Directions –
Work out how many lines contain "tajuña". Reply with the count alone.

<<<<

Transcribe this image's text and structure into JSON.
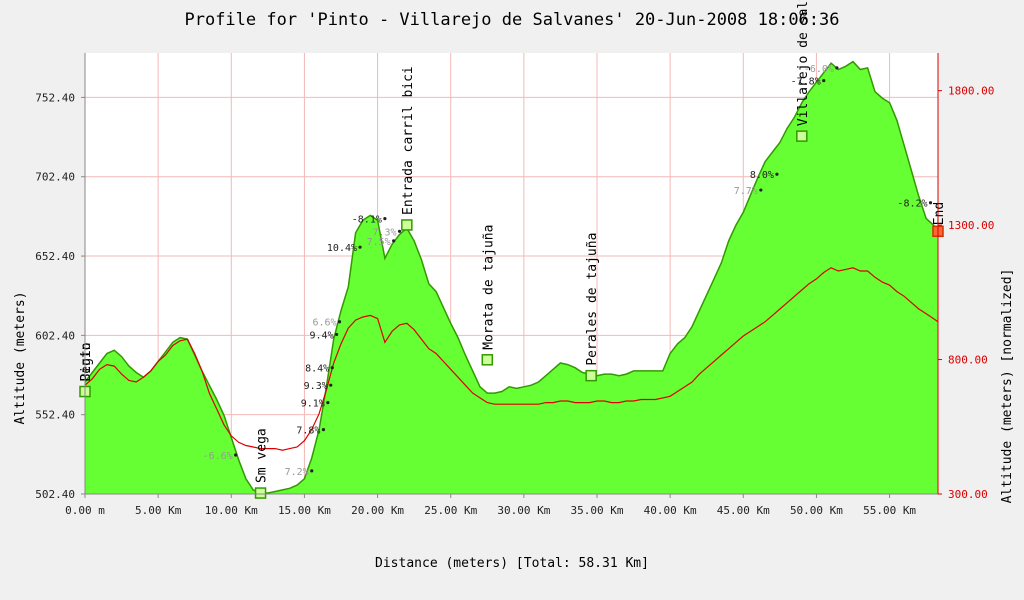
{
  "chart_data": {
    "type": "area",
    "title": "Profile for 'Pinto - Villarejo de Salvanes' 20-Jun-2008 18:06:36",
    "xlabel": "Distance (meters) [Total: 58.31 Km]",
    "ylabel": "Altitude (meters)",
    "ylabel_right": "Altitude (meters) [normalized]",
    "xlim": [
      0,
      58.31
    ],
    "ylim": [
      502.4,
      780.4
    ],
    "ylim_right": [
      300,
      1940
    ],
    "x_ticks": [
      {
        "v": 0,
        "label": "0.00 m"
      },
      {
        "v": 5,
        "label": "5.00 Km"
      },
      {
        "v": 10,
        "label": "10.00 Km"
      },
      {
        "v": 15,
        "label": "15.00 Km"
      },
      {
        "v": 20,
        "label": "20.00 Km"
      },
      {
        "v": 25,
        "label": "25.00 Km"
      },
      {
        "v": 30,
        "label": "30.00 Km"
      },
      {
        "v": 35,
        "label": "35.00 Km"
      },
      {
        "v": 40,
        "label": "40.00 Km"
      },
      {
        "v": 45,
        "label": "45.00 Km"
      },
      {
        "v": 50,
        "label": "50.00 Km"
      },
      {
        "v": 55,
        "label": "55.00 Km"
      }
    ],
    "y_ticks": [
      {
        "v": 502.4,
        "label": "502.40"
      },
      {
        "v": 552.4,
        "label": "552.40"
      },
      {
        "v": 602.4,
        "label": "602.40"
      },
      {
        "v": 652.4,
        "label": "652.40"
      },
      {
        "v": 702.4,
        "label": "702.40"
      },
      {
        "v": 752.4,
        "label": "752.40"
      }
    ],
    "y_ticks_right": [
      {
        "v": 300,
        "label": "300.00"
      },
      {
        "v": 800,
        "label": "800.00"
      },
      {
        "v": 1300,
        "label": "1300.00"
      },
      {
        "v": 1800,
        "label": "1800.00"
      }
    ],
    "grid": true,
    "colors": {
      "area_fill": "#66ff33",
      "area_stroke": "#339900",
      "normalized_line": "#dd0000",
      "right_axis": "#dd0000",
      "grid": "#f4b8b8",
      "marker_fill": "#ccff99",
      "marker_stroke": "#339900",
      "end_marker_fill": "#ff6633",
      "end_marker_stroke": "#cc3300"
    },
    "series": [
      {
        "x": [
          0,
          0.5,
          1,
          1.5,
          2,
          2.5,
          3,
          3.5,
          4,
          4.5,
          5,
          5.5,
          6,
          6.5,
          7,
          7.5,
          8,
          8.5,
          9,
          9.5,
          10,
          10.5,
          11,
          11.5,
          12,
          12.5,
          13,
          13.5,
          14,
          14.5,
          15,
          15.5,
          16,
          16.5,
          17,
          17.5,
          18,
          18.5,
          19,
          19.5,
          20,
          20.5,
          21,
          21.5,
          22,
          22.5,
          23,
          23.5,
          24,
          24.5,
          25,
          25.5,
          26,
          26.5,
          27,
          27.5,
          28,
          28.5,
          29,
          29.5,
          30,
          30.5,
          31,
          31.5,
          32,
          32.5,
          33,
          33.5,
          34,
          34.5,
          35,
          35.5,
          36,
          36.5,
          37,
          37.5,
          38,
          38.5,
          39,
          39.5,
          40,
          40.5,
          41,
          41.5,
          42,
          42.5,
          43,
          43.5,
          44,
          44.5,
          45,
          45.5,
          46,
          46.5,
          47,
          47.5,
          48,
          48.5,
          49,
          49.5,
          50,
          50.5,
          51,
          51.5,
          52,
          52.5,
          53,
          53.5,
          54,
          54.5,
          55,
          55.5,
          56,
          56.5,
          57,
          57.5,
          58,
          58.31
        ],
        "values": [
          573,
          579,
          585,
          591,
          593,
          589,
          583,
          579,
          576,
          580,
          586,
          592,
          598,
          601,
          600,
          590,
          580,
          571,
          562,
          552,
          538,
          524,
          512,
          505,
          503,
          503,
          504,
          505,
          506,
          508,
          512,
          525,
          543,
          570,
          600,
          618,
          633,
          667,
          675,
          678,
          675,
          651,
          660,
          666,
          670,
          662,
          650,
          635,
          630,
          620,
          610,
          601,
          590,
          580,
          570,
          566,
          566,
          567,
          570,
          569,
          570,
          571,
          573,
          577,
          581,
          585,
          584,
          582,
          579,
          578,
          577,
          578,
          578,
          577,
          578,
          580,
          580,
          580,
          580,
          580,
          591,
          597,
          601,
          608,
          618,
          628,
          638,
          648,
          662,
          672,
          680,
          691,
          702,
          712,
          718,
          724,
          733,
          740,
          749,
          756,
          762,
          768,
          774,
          770,
          772,
          775,
          770,
          771,
          756,
          752,
          749,
          738,
          722,
          706,
          690,
          676,
          672,
          668
        ],
        "normalized": [
          571,
          575,
          581,
          584,
          583,
          578,
          574,
          573,
          576,
          580,
          586,
          590,
          596,
          599,
          600,
          591,
          580,
          566,
          556,
          546,
          539,
          535,
          533,
          532,
          531,
          531,
          531,
          530,
          531,
          532,
          536,
          543,
          553,
          568,
          585,
          597,
          607,
          612,
          614,
          615,
          613,
          598,
          605,
          609,
          610,
          606,
          600,
          594,
          591,
          586,
          581,
          576,
          571,
          566,
          563,
          560,
          559,
          559,
          559,
          559,
          559,
          559,
          559,
          560,
          560,
          561,
          561,
          560,
          560,
          560,
          561,
          561,
          560,
          560,
          561,
          561,
          562,
          562,
          562,
          563,
          564,
          567,
          570,
          573,
          578,
          582,
          586,
          590,
          594,
          598,
          602,
          605,
          608,
          611,
          615,
          619,
          623,
          627,
          631,
          635,
          638,
          642,
          645,
          643,
          644,
          645,
          643,
          643,
          639,
          636,
          634,
          630,
          627,
          623,
          619,
          616,
          613,
          611
        ]
      }
    ],
    "waypoints": [
      {
        "x": 0,
        "y": 567,
        "label": "Begin",
        "label2": "Pinto"
      },
      {
        "x": 12.0,
        "y": 503,
        "label": "Sm vega"
      },
      {
        "x": 22.0,
        "y": 672,
        "label": "Entrada carril bici"
      },
      {
        "x": 27.5,
        "y": 587,
        "label": "Morata de tajuña"
      },
      {
        "x": 34.6,
        "y": 577,
        "label": "Perales de tajuña"
      },
      {
        "x": 49.0,
        "y": 728,
        "label": "Villarejo de salvanes"
      },
      {
        "x": 58.31,
        "y": 668,
        "label": "End",
        "end": true
      }
    ],
    "grade_labels": [
      {
        "x": 10.3,
        "y": 527,
        "text": "-6.6%",
        "faded": true
      },
      {
        "x": 15.5,
        "y": 517,
        "text": "7.2%",
        "faded": true
      },
      {
        "x": 16.3,
        "y": 543,
        "text": "7.8%",
        "faded": false
      },
      {
        "x": 16.6,
        "y": 560,
        "text": "9.1%",
        "faded": false
      },
      {
        "x": 16.8,
        "y": 571,
        "text": "9.3%",
        "faded": false
      },
      {
        "x": 16.9,
        "y": 582,
        "text": "8.4%",
        "faded": false
      },
      {
        "x": 17.2,
        "y": 603,
        "text": "9.4%",
        "faded": false
      },
      {
        "x": 17.4,
        "y": 611,
        "text": "6.6%",
        "faded": true
      },
      {
        "x": 18.8,
        "y": 658,
        "text": "10.4%",
        "faded": false
      },
      {
        "x": 21.5,
        "y": 668,
        "text": "7.3%",
        "faded": true
      },
      {
        "x": 21.1,
        "y": 662,
        "text": "7.5%",
        "faded": true
      },
      {
        "x": 20.5,
        "y": 676,
        "text": "-8.1%",
        "faded": false
      },
      {
        "x": 46.2,
        "y": 694,
        "text": "7.7%",
        "faded": true
      },
      {
        "x": 47.3,
        "y": 704,
        "text": "8.0%",
        "faded": false
      },
      {
        "x": 50.5,
        "y": 763,
        "text": "-7.8%",
        "faded": false
      },
      {
        "x": 51.4,
        "y": 771,
        "text": "-6.0%",
        "faded": true
      },
      {
        "x": 57.8,
        "y": 686,
        "text": "-8.2%",
        "faded": false
      }
    ]
  }
}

>>>>

Full answer –
2